- Task brief
Report how many lines below contain the word "individual". Give only the number.

- Some records
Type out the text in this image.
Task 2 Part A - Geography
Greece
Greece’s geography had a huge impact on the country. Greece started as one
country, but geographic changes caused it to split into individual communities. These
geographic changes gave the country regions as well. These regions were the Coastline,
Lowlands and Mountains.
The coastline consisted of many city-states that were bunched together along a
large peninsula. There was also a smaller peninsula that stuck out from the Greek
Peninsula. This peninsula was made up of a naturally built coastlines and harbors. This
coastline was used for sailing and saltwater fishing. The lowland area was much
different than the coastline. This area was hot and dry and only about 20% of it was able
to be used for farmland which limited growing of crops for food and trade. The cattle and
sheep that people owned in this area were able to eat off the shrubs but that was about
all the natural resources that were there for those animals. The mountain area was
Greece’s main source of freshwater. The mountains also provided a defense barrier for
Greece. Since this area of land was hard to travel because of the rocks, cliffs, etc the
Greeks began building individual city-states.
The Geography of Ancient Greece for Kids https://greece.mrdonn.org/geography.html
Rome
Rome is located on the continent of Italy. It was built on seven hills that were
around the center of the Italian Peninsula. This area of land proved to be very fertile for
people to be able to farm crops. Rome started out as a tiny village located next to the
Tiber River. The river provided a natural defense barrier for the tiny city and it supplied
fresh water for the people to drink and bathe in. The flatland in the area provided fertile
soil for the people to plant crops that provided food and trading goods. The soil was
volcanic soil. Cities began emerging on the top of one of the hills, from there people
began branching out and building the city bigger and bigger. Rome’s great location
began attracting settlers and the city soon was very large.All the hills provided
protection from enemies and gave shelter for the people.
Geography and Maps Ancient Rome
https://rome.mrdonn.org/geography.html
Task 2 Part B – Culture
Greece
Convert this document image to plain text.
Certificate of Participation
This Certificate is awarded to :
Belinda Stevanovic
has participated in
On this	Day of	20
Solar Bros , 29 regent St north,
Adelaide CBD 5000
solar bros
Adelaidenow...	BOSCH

- Exercise response
2